[Document structure recognition data]
=-=-=-=-=

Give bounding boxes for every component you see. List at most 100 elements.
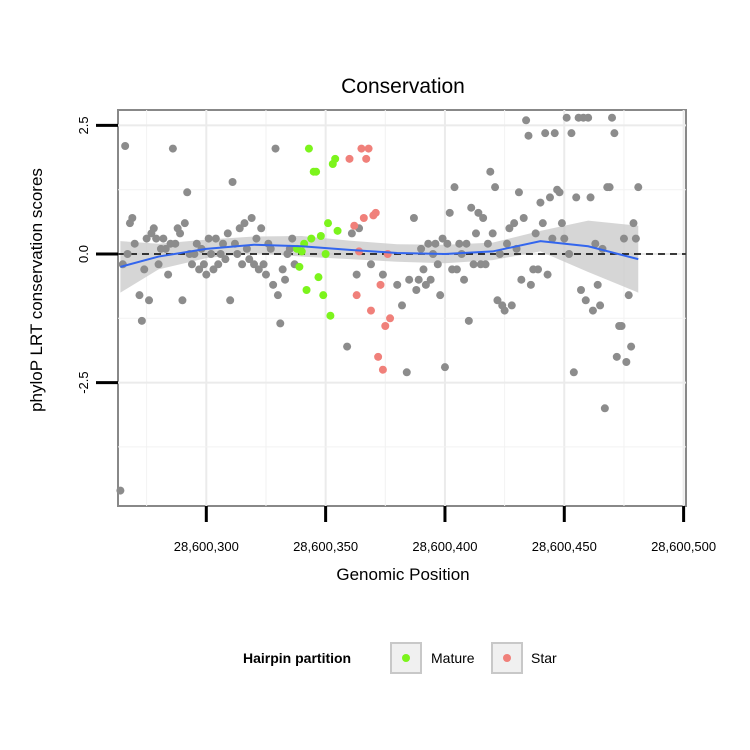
point-other [622,358,631,366]
point-other [495,250,504,258]
point-other [500,306,509,315]
point-other [443,239,452,248]
point-other [121,142,130,150]
point-star [378,365,387,374]
chart-title: Conservation [341,75,465,98]
point-other [240,219,249,228]
point-other [242,244,251,253]
point-other [455,239,464,248]
point-other [486,167,495,176]
point-other [608,113,617,122]
point-star [362,154,371,163]
point-other [526,280,535,289]
point-mature [326,311,335,320]
point-other [593,280,602,289]
point-other [405,275,414,284]
point-other [462,239,471,248]
confidence-band [120,220,639,293]
point-mature [295,262,304,271]
point-mature [324,219,333,228]
point-other [557,219,566,228]
point-other [176,229,185,238]
point-other [204,234,213,243]
point-other [517,275,526,284]
point-other [152,234,161,243]
point-other [538,219,547,228]
point-other [183,188,192,197]
point-mature [314,273,323,282]
point-other [460,275,469,284]
point-mature [333,226,342,235]
point-other [543,270,552,279]
x-axis-label: Genomic Position [336,565,469,584]
point-other [438,234,447,243]
point-other [238,260,247,269]
point-mature [319,291,328,300]
point-other [450,183,459,192]
point-other [226,296,235,305]
point-other [510,219,519,228]
point-other [629,219,638,228]
point-other [247,214,256,222]
point-other [378,270,387,279]
legend-label-mature: Mature [431,650,475,666]
point-star [352,291,361,300]
x-tick-label: 28,600,500 [651,539,716,554]
point-other [221,255,230,264]
smooth-fit-line [120,240,639,268]
point-other [560,234,569,243]
point-mature [297,247,306,256]
point-other [269,280,278,289]
point-other [548,234,557,243]
point-other [178,296,187,305]
point-other [209,265,218,274]
x-tick-label: 28,600,300 [174,539,239,554]
x-tick-label: 28,600,350 [293,539,358,554]
point-other [352,270,361,279]
point-other [452,265,461,274]
point-other [634,183,643,192]
point-other [605,183,614,192]
point-other [483,239,492,248]
point-other [417,244,426,253]
point-other [471,229,480,238]
point-other [426,275,435,284]
point-other [164,270,173,279]
point-other [149,224,158,233]
point-star [366,306,375,315]
point-other [576,286,585,294]
point-other [567,129,576,138]
point-other [541,129,550,138]
point-other [228,178,237,186]
point-other [187,260,196,269]
data-points [116,113,643,495]
point-other [555,188,564,197]
point-other [481,260,490,269]
point-other [503,239,512,248]
point-other [619,234,628,243]
point-other [581,296,590,305]
point-other [612,352,621,361]
point-other [419,265,428,274]
point-star [364,144,373,153]
y-tick-label: 0.0 [76,245,91,263]
point-other [207,250,216,258]
y-axis-label: phyloP LRT conservation scores [27,168,46,412]
point-other [159,234,168,243]
point-other [271,144,280,153]
point-mature [302,286,311,294]
point-other [550,129,559,138]
y-tick-label: 2.5 [76,116,91,134]
point-other [600,404,609,413]
point-other [192,239,201,248]
point-other [464,316,473,325]
point-other [414,275,423,284]
point-other [216,250,225,258]
point-other [507,301,516,310]
x-axis: 28,600,300 28,600,350 28,600,400 28,600,450… [174,506,716,554]
point-other [366,260,375,269]
legend-dot-star [503,654,511,662]
legend: Hairpin partition Mature Star [243,642,557,674]
point-other [436,291,445,300]
x-tick-label: 28,600,400 [412,539,477,554]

=-=-=-=-=

(What to do):
An exact, picture-free copy of the entries is required.

(Written response):
Give bounding boxes for every component you see. List at most 100 elements.
point-other [622,358,631,366]
point-other [495,250,504,258]
point-other [500,306,509,315]
point-other [443,239,452,248]
point-other [121,142,130,150]
point-star [378,365,387,374]
chart-title: Conservation [341,75,465,98]
point-other [240,219,249,228]
point-other [242,244,251,253]
point-other [455,239,464,248]
point-other [486,167,495,176]
point-other [608,113,617,122]
point-star [362,154,371,163]
point-other [526,280,535,289]
point-mature [326,311,335,320]
point-other [593,280,602,289]
point-other [405,275,414,284]
point-other [462,239,471,248]
confidence-band [120,220,639,293]
point-mature [295,262,304,271]
point-mature [324,219,333,228]
point-other [557,219,566,228]
point-other [176,229,185,238]
point-other [204,234,213,243]
point-other [517,275,526,284]
point-other [152,234,161,243]
point-other [538,219,547,228]
point-other [183,188,192,197]
point-mature [314,273,323,282]
point-other [460,275,469,284]
point-mature [333,226,342,235]
point-other [543,270,552,279]
x-axis-label: Genomic Position [336,565,469,584]
point-other [438,234,447,243]
point-other [238,260,247,269]
point-mature [319,291,328,300]
point-other [450,183,459,192]
point-other [226,296,235,305]
point-other [510,219,519,228]
point-other [629,219,638,228]
point-other [247,214,256,222]
point-other [378,270,387,279]
legend-label-mature: Mature [431,650,475,666]
point-star [352,291,361,300]
x-tick-label: 28,600,500 [651,539,716,554]
point-other [221,255,230,264]
smooth-fit-line [120,240,639,268]
point-other [560,234,569,243]
point-mature [297,247,306,256]
point-other [269,280,278,289]
point-other [548,234,557,243]
point-other [178,296,187,305]
point-other [209,265,218,274]
x-tick-label: 28,600,300 [174,539,239,554]
x-tick-label: 28,600,350 [293,539,358,554]
point-other [352,270,361,279]
point-other [452,265,461,274]
point-other [634,183,643,192]
point-other [605,183,614,192]
point-other [483,239,492,248]
point-other [417,244,426,253]
point-other [471,229,480,238]
point-other [426,275,435,284]
point-other [164,270,173,279]
point-other [149,224,158,233]
point-star [366,306,375,315]
point-other [576,286,585,294]
point-other [567,129,576,138]
point-other [541,129,550,138]
point-other [228,178,237,186]
point-other [187,260,196,269]
data-points [116,113,643,495]
point-other [555,188,564,197]
point-other [481,260,490,269]
point-other [503,239,512,248]
point-other [619,234,628,243]
point-other [581,296,590,305]
point-other [612,352,621,361]
point-other [419,265,428,274]
point-star [364,144,373,153]
y-tick-label: 0.0 [76,245,91,263]
point-other [207,250,216,258]
y-axis-label: phyloP LRT conservation scores [27,168,46,412]
point-other [159,234,168,243]
point-other [271,144,280,153]
point-mature [302,286,311,294]
point-other [550,129,559,138]
y-tick-label: 2.5 [76,116,91,134]
point-other [600,404,609,413]
point-other [192,239,201,248]
point-other [464,316,473,325]
point-other [414,275,423,284]
point-other [216,250,225,258]
point-other [507,301,516,310]
x-axis: 28,600,300 28,600,350 28,600,400 28,600,450… [174,506,716,554]
point-other [366,260,375,269]
legend-dot-star [503,654,511,662]
legend: Hairpin partition Mature Star [243,642,557,674]
point-other [436,291,445,300]
x-tick-label: 28,600,400 [412,539,477,554]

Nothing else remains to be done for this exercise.